[Records shown]
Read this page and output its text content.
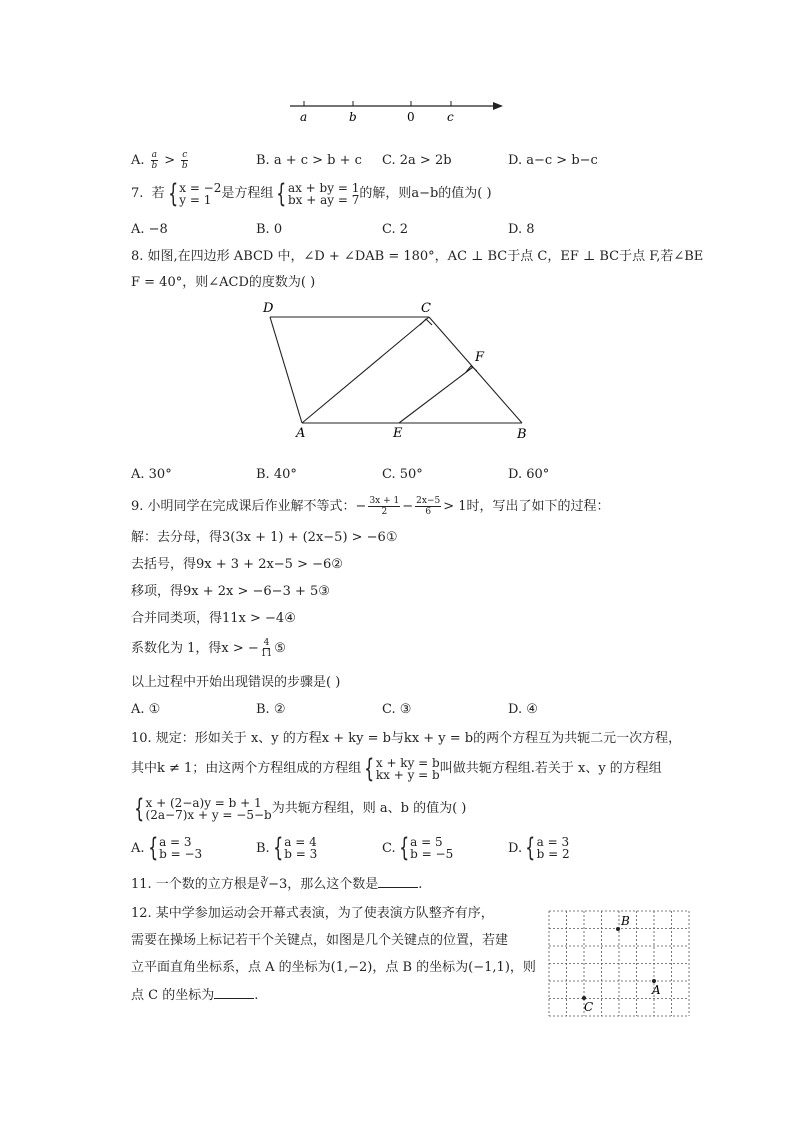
a	b	0	c
A. $\frac{a}{b} > \frac{c}{b}$	B. a + c > b + c C. 2a > 2b	D. a−c > b−c
7.
若 { x = −2
y = 1 是方程组 { ax + by = 1
bx + ay = 7 的解，则a−b的值为( )
A. −8	B. 0	C. 2	D. 8
8. 如图,在四边形 ABCD 中，∠D + ∠DAB = 180°，AC ⊥ BC于点 C，EF ⊥ BC于点 F,若∠BE
F = 40°，则∠ACD的度数为( )
D	C
F
A	E	B
A. 30°	B. 40°	C. 50°	D. 60°
9. 小明同学在完成课后作业解不等式： − $\frac{3x + 1}{2} - \frac{2x-5}{6} > 1$时，写出了如下的过程：
解：去分母，得3(3x + 1) + (2x−5) > −6①
去括号，得9x + 3 + 2x−5 > −6②
移项，得9x + 2x > −6−3 + 5③
合并同类项，得11x > −4④
系数化为 1，得x > − $\frac{4}{11}$ ⑤
以上过程中开始出现错误的步骤是( )
A. ①	B. ②	C. ③	D. ④
10. 规定：形如关于 x、y 的方程x + ky = b与kx + y = b的两个方程互为共轭二元一次方程，
其中k ≠ 1；由这两个方程组成的方程组 { x + ky = b
kx + y = b 叫做共轭方程组.若关于 x、y 的方程组
{ x + (2−a)y = b + 1
(2a−7)x + y = −5−b 为共轭方程组，则 a、b 的值为( )
A. { a = 3
b = −3	B. { a = 4
b = 3	C. { a = 5
b = −5	D. { a = 3
b = 2
11. 一个数的立方根是∛−3，那么这个数是	.
12. 某中学参加运动会开幕式表演，为了使表演方队整齐有序，
需要在操场上标记若干个关键点，如图是几个关键点的位置，若建
立平面直角坐标系，点 A 的坐标为(1,−2)，点 B 的坐标为(−1,1)，则
点 C 的坐标为	.
B
A
C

[Task description] Repeat the data above exactly, but not the pictures.

[Task response]
Read this page and output its text content.
a	b	0	c
A. $\frac{a}{b} > \frac{c}{b}$	B. a + c > b + c C. 2a > 2b	D. a−c > b−c
7.
若 { x = −2
y = 1 是方程组 { ax + by = 1
bx + ay = 7 的解，则a−b的值为( )
A. −8	B. 0	C. 2	D. 8
8. 如图,在四边形 ABCD 中，∠D + ∠DAB = 180°，AC ⊥ BC于点 C，EF ⊥ BC于点 F,若∠BE
F = 40°，则∠ACD的度数为( )
D	C
F
A	E	B
A. 30°	B. 40°	C. 50°	D. 60°
9. 小明同学在完成课后作业解不等式： − $\frac{3x + 1}{2} - \frac{2x-5}{6} > 1$时，写出了如下的过程：
解：去分母，得3(3x + 1) + (2x−5) > −6①
去括号，得9x + 3 + 2x−5 > −6②
移项，得9x + 2x > −6−3 + 5③
合并同类项，得11x > −4④
系数化为 1，得x > − $\frac{4}{11}$ ⑤
以上过程中开始出现错误的步骤是( )
A. ①	B. ②	C. ③	D. ④
10. 规定：形如关于 x、y 的方程x + ky = b与kx + y = b的两个方程互为共轭二元一次方程，
其中k ≠ 1；由这两个方程组成的方程组 { x + ky = b
kx + y = b 叫做共轭方程组.若关于 x、y 的方程组
{ x + (2−a)y = b + 1
(2a−7)x + y = −5−b 为共轭方程组，则 a、b 的值为( )
A. { a = 3
b = −3	B. { a = 4
b = 3	C. { a = 5
b = −5	D. { a = 3
b = 2
11. 一个数的立方根是∛−3，那么这个数是	.
12. 某中学参加运动会开幕式表演，为了使表演方队整齐有序，
需要在操场上标记若干个关键点，如图是几个关键点的位置，若建
立平面直角坐标系，点 A 的坐标为(1,−2)，点 B 的坐标为(−1,1)，则
点 C 的坐标为	.
B
A
C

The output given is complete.